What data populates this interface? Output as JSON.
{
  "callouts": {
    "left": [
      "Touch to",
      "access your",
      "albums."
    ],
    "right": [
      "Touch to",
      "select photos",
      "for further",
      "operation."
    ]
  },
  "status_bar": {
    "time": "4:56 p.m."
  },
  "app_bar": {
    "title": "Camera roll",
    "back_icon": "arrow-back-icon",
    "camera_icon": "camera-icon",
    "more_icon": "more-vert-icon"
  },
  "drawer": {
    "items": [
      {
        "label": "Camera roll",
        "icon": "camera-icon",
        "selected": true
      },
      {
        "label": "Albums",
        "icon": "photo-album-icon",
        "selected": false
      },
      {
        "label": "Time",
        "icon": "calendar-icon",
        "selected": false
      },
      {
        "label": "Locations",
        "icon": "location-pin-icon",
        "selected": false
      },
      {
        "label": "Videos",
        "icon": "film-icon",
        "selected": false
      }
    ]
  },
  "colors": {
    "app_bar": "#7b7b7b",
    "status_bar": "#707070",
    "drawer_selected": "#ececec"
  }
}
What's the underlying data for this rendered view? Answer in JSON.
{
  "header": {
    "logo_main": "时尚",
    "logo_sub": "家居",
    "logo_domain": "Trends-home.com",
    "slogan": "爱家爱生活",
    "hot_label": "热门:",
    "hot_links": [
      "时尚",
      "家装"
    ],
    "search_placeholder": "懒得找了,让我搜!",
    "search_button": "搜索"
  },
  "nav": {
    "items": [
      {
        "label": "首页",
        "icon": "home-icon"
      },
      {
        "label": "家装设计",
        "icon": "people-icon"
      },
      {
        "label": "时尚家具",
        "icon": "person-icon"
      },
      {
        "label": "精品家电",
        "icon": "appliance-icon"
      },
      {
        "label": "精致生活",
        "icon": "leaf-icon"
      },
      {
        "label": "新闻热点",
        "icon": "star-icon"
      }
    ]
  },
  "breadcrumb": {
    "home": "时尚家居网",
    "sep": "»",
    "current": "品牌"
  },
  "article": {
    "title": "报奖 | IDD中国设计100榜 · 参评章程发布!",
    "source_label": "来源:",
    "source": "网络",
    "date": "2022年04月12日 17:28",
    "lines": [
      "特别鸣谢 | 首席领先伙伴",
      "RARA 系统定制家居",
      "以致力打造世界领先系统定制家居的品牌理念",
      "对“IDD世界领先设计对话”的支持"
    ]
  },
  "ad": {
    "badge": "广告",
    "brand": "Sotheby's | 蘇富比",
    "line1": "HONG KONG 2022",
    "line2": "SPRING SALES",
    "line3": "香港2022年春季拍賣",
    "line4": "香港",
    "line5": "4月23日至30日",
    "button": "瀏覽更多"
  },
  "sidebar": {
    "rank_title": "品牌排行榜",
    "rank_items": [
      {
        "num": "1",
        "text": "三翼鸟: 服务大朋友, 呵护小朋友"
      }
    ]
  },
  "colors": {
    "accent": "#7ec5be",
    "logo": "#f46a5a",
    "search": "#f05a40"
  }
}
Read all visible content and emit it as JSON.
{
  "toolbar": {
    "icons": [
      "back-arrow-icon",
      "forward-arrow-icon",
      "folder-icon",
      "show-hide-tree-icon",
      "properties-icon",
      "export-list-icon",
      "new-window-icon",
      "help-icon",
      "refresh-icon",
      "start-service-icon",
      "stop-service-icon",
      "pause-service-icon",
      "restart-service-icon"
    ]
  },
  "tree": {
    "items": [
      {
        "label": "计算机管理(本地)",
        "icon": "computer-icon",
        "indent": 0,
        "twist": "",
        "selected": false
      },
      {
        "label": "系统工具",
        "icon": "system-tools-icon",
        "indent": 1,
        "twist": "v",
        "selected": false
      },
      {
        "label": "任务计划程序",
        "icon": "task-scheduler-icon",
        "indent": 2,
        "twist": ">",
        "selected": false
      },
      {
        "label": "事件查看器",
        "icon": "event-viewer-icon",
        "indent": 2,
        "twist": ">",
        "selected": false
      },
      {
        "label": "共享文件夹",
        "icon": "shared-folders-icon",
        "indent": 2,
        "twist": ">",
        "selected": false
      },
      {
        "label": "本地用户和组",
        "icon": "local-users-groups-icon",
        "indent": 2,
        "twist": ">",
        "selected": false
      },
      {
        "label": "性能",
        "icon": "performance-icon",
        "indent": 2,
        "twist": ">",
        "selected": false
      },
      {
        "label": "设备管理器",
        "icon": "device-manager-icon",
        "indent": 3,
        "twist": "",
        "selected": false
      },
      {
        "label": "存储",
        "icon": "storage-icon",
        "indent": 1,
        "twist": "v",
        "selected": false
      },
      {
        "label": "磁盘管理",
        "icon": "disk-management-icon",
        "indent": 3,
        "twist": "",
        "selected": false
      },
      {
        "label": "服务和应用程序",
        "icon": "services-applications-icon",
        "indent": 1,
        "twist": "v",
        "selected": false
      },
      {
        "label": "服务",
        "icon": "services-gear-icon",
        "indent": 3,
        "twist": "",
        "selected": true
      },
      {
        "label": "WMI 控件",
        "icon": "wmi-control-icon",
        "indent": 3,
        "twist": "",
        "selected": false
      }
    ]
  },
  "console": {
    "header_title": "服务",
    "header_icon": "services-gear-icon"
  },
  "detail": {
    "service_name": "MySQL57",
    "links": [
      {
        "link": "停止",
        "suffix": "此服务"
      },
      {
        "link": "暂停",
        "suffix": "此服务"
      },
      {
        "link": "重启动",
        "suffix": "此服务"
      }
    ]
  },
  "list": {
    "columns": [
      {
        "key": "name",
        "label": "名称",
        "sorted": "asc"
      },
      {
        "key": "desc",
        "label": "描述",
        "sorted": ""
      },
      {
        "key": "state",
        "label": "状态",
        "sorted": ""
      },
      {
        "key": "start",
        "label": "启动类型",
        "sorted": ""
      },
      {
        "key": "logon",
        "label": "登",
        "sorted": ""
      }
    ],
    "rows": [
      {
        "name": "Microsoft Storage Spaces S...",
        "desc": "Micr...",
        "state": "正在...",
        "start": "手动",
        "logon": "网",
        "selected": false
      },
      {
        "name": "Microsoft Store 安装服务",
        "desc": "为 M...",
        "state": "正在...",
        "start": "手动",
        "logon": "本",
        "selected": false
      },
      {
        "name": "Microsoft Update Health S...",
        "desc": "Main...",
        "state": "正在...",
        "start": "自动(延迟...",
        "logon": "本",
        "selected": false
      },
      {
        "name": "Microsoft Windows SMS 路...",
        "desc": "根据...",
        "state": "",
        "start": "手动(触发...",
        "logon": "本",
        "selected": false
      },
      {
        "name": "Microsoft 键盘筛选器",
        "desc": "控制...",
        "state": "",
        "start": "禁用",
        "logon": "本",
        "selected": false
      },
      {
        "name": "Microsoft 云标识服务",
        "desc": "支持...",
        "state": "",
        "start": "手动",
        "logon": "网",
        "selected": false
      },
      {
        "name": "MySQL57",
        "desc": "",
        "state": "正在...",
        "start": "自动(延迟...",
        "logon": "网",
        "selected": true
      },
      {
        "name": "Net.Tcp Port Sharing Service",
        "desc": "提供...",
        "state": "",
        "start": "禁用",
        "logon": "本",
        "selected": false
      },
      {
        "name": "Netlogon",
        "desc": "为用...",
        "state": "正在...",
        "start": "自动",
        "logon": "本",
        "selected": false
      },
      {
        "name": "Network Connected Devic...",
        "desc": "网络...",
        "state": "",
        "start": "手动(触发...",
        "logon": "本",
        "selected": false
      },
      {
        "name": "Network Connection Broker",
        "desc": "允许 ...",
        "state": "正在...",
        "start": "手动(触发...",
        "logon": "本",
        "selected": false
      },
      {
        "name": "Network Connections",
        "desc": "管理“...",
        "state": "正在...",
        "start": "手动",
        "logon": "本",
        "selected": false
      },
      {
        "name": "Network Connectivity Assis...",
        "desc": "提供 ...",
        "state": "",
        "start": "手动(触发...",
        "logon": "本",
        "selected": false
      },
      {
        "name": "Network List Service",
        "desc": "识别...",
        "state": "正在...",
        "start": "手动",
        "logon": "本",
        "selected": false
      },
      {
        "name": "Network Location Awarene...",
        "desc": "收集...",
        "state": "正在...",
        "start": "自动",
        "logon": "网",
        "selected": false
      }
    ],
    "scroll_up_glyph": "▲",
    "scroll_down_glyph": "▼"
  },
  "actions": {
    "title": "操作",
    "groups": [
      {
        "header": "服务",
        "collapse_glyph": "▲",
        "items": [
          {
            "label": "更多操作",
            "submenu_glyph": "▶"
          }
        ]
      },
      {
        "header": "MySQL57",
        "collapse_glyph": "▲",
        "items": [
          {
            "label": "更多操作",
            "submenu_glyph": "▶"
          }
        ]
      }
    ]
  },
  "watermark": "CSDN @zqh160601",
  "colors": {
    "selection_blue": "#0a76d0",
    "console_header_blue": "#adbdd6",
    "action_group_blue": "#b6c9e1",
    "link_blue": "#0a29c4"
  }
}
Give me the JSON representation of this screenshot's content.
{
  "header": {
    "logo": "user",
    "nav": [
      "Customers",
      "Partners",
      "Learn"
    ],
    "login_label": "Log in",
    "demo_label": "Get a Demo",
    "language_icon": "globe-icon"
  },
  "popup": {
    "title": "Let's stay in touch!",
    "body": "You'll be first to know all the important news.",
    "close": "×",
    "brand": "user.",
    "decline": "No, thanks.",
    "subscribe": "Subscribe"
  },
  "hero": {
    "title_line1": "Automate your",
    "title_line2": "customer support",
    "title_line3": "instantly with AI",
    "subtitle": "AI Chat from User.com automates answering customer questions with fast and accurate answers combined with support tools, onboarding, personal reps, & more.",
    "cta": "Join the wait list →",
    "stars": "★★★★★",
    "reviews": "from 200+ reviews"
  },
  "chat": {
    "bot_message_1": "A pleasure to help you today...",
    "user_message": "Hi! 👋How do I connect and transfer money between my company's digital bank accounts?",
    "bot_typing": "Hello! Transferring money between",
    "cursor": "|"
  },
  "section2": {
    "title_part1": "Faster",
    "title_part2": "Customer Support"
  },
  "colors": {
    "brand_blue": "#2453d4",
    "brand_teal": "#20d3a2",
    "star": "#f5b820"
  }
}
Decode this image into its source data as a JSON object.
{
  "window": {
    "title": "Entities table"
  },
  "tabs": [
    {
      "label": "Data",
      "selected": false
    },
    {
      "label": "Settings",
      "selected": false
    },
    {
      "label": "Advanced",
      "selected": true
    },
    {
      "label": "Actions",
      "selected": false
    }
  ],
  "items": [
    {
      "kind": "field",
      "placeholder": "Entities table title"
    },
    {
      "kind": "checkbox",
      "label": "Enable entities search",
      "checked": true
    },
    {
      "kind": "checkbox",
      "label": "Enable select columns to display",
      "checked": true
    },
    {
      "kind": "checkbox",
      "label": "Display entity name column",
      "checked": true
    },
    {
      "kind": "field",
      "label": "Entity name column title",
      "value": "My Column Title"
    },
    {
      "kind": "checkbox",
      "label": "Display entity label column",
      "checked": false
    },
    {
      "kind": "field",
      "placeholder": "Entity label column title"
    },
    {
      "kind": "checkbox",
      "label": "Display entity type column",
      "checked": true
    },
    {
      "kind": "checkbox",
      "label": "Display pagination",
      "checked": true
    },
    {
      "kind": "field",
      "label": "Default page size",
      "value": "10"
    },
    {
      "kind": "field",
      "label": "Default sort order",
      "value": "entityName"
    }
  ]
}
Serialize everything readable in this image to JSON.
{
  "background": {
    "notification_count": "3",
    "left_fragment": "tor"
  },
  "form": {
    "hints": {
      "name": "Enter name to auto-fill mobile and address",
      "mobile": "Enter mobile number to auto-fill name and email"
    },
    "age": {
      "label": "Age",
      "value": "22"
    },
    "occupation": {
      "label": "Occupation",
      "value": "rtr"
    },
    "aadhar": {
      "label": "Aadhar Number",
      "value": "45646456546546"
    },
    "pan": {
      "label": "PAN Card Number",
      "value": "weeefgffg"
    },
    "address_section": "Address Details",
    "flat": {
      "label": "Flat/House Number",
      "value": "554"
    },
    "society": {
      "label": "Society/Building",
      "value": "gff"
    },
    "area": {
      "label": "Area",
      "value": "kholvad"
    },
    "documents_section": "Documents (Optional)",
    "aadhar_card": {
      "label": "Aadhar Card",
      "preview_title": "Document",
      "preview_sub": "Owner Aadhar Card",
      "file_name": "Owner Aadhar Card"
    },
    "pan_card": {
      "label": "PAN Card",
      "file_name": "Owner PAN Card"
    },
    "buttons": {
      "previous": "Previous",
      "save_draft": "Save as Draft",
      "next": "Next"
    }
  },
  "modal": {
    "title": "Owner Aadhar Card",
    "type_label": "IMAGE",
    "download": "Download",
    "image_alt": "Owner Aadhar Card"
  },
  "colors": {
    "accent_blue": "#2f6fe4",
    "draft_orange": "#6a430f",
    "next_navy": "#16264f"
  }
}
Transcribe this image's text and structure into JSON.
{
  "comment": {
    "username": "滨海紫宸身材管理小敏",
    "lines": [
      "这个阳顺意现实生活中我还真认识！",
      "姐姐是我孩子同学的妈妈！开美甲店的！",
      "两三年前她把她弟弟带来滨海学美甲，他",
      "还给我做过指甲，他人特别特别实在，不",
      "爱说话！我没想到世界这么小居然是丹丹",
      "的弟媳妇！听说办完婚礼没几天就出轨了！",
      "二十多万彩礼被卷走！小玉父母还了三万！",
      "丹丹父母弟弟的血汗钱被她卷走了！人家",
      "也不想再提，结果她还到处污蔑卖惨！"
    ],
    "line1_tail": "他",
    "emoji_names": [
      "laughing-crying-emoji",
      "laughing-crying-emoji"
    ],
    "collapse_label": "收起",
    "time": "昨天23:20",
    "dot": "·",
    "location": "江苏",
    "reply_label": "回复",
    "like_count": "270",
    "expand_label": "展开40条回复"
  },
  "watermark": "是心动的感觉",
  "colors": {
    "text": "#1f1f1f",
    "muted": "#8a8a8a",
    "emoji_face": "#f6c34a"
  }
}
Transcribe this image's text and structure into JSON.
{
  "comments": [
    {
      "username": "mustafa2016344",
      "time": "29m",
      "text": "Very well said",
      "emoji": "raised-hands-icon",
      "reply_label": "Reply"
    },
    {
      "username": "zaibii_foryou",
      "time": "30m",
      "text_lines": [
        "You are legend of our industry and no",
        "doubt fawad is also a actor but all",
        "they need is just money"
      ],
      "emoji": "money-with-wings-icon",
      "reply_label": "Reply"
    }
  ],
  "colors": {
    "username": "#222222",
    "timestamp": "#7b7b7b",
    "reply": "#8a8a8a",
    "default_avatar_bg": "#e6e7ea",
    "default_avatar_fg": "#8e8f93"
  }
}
-------------------------
TASK INSTRUCTIONS
Extract every line of the records above that contains the word "between".

OUTPUT FOR THIS TASK
    "user_message": "Hi! 👋How do I connect and transfer money between my company's digital bank accounts?",
    "bot_typing": "Hello! Transferring money between",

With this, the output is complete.